TASK REQUIREMENTS:
Without the pictures, output the records below word for word.

PROVIDED MATERIAL:
○ ○ ○

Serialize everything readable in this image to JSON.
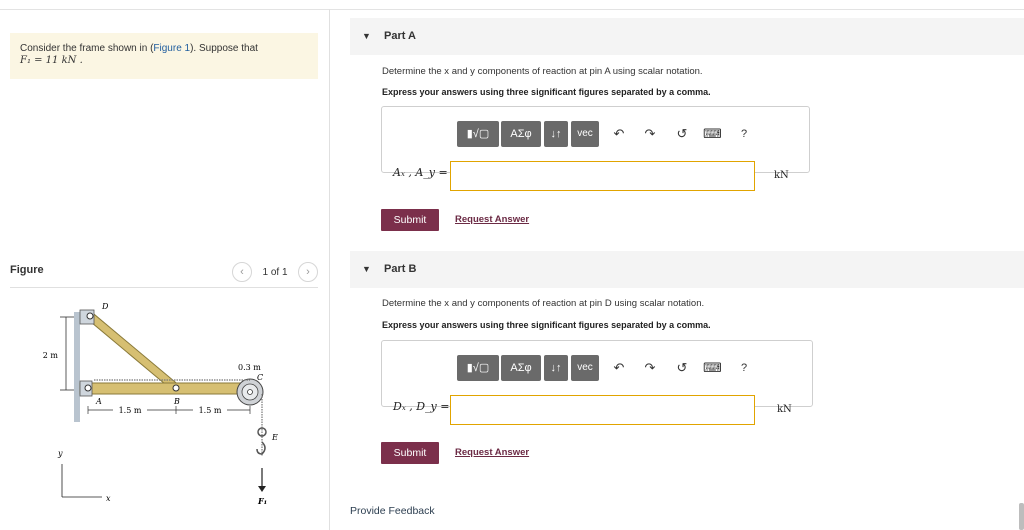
{
  "problem": {
    "text_before": "Consider the frame shown in (",
    "link": "Figure 1",
    "text_after": "). Suppose that",
    "condition": "F₁ = 11  kN ."
  },
  "figure_panel": {
    "title": "Figure",
    "pager": {
      "prev": "‹",
      "next": "›",
      "text": "1 of 1"
    },
    "labels": {
      "D": "D",
      "A": "A",
      "B": "B",
      "C": "C",
      "E": "E",
      "height": "2 m",
      "radius": "0.3 m",
      "seg1": "1.5 m",
      "seg2": "1.5 m",
      "y": "y",
      "x": "x",
      "force": "F₁"
    }
  },
  "part_a": {
    "caret": "▼",
    "title": "Part A",
    "prompt": "Determine the x and y components of reaction at pin A using scalar notation.",
    "instructions": "Express your answers using three significant figures separated by a comma.",
    "answer_label": "Aₓ , A_y =",
    "input_value": "",
    "unit": "kN",
    "submit": "Submit",
    "request": "Request Answer"
  },
  "part_b": {
    "caret": "▼",
    "title": "Part B",
    "prompt": "Determine the x and y components of reaction at pin D using scalar notation.",
    "instructions": "Express your answers using three significant figures separated by a comma.",
    "answer_label": "Dₓ , D_y =",
    "input_value": "",
    "unit": "kN",
    "submit": "Submit",
    "request": "Request Answer"
  },
  "toolbar": {
    "templates": "▮√▢",
    "greek": "ΑΣφ",
    "arrows": "↓↑",
    "vec": "vec",
    "undo": "↶",
    "redo": "↷",
    "reset": "↺",
    "keyboard": "⌨",
    "help": "?"
  },
  "footer": {
    "feedback": "Provide Feedback"
  },
  "colors": {
    "accent": "#7b2f4b",
    "input_border": "#e1a400",
    "problem_bg": "#fbf6e3",
    "link": "#1f5d9e"
  }
}
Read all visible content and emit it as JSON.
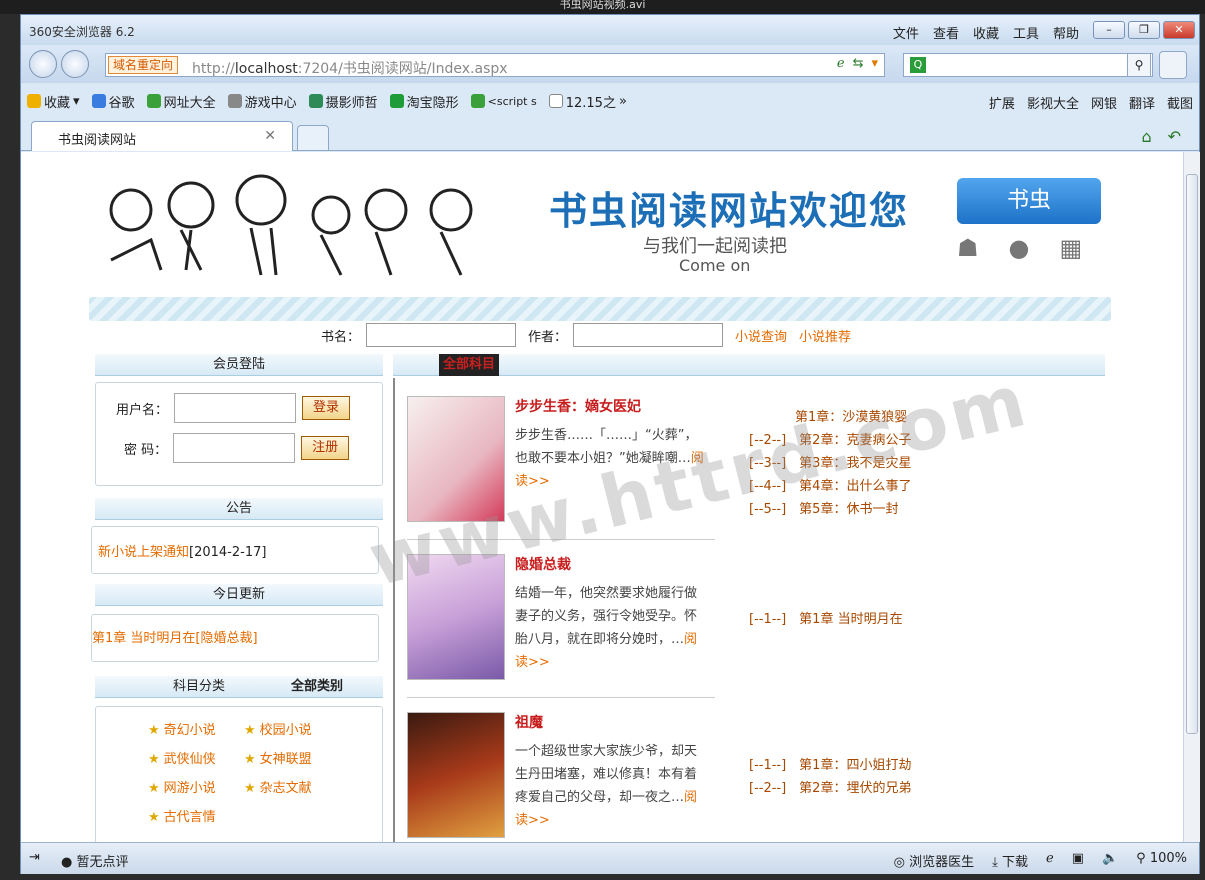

○ ○ ○

IN RESPONSE:
Serialize everything readable in this image to JSON.
{
  "problem": {
    "text_before": "Consider the frame shown in (",
    "link": "Figure 1",
    "text_after": "). Suppose that",
    "condition": "F₁ = 11  kN ."
  },
  "figure_panel": {
    "title": "Figure",
    "pager": {
      "prev": "‹",
      "next": "›",
      "text": "1 of 1"
    },
    "labels": {
      "D": "D",
      "A": "A",
      "B": "B",
      "C": "C",
      "E": "E",
      "height": "2 m",
      "radius": "0.3 m",
      "seg1": "1.5 m",
      "seg2": "1.5 m",
      "y": "y",
      "x": "x",
      "force": "F₁"
    }
  },
  "part_a": {
    "caret": "▼",
    "title": "Part A",
    "prompt": "Determine the x and y components of reaction at pin A using scalar notation.",
    "instructions": "Express your answers using three significant figures separated by a comma.",
    "answer_label": "Aₓ , A_y =",
    "input_value": "",
    "unit": "kN",
    "submit": "Submit",
    "request": "Request Answer"
  },
  "part_b": {
    "caret": "▼",
    "title": "Part B",
    "prompt": "Determine the x and y components of reaction at pin D using scalar notation.",
    "instructions": "Express your answers using three significant figures separated by a comma.",
    "answer_label": "Dₓ , D_y =",
    "input_value": "",
    "unit": "kN",
    "submit": "Submit",
    "request": "Request Answer"
  },
  "toolbar": {
    "templates": "▮√▢",
    "greek": "ΑΣφ",
    "arrows": "↓↑",
    "vec": "vec",
    "undo": "↶",
    "redo": "↷",
    "reset": "↺",
    "keyboard": "⌨",
    "help": "?"
  },
  "footer": {
    "feedback": "Provide Feedback"
  },
  "colors": {
    "accent": "#7b2f4b",
    "input_border": "#e1a400",
    "problem_bg": "#fbf6e3",
    "link": "#1f5d9e"
  }
}
Read all visible content and emit it as JSON.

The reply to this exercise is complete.